**Work to be completed:** Find each line holding "outlays" and copy it out.

**Data in this exercise:**
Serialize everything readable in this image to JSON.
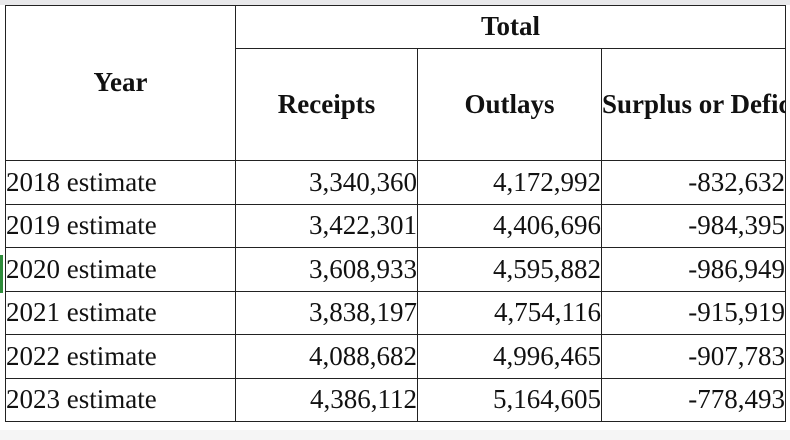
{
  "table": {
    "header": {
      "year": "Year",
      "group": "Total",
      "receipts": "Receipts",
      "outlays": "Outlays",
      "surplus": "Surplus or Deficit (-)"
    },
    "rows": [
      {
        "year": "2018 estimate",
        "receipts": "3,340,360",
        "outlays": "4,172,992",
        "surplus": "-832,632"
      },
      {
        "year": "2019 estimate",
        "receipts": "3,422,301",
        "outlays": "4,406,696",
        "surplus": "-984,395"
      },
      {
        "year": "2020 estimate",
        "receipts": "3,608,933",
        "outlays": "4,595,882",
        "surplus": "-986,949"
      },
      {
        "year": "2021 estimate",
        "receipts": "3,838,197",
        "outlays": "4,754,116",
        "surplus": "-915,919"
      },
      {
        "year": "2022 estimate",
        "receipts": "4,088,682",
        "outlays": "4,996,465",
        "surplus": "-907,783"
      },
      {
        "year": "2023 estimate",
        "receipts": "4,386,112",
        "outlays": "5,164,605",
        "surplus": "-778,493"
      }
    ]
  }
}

**Response to this exercise:**
      "outlays": "Outlays",
        "outlays": "4,172,992",
        "outlays": "4,406,696",
        "outlays": "4,595,882",
        "outlays": "4,754,116",
        "outlays": "4,996,465",
        "outlays": "5,164,605",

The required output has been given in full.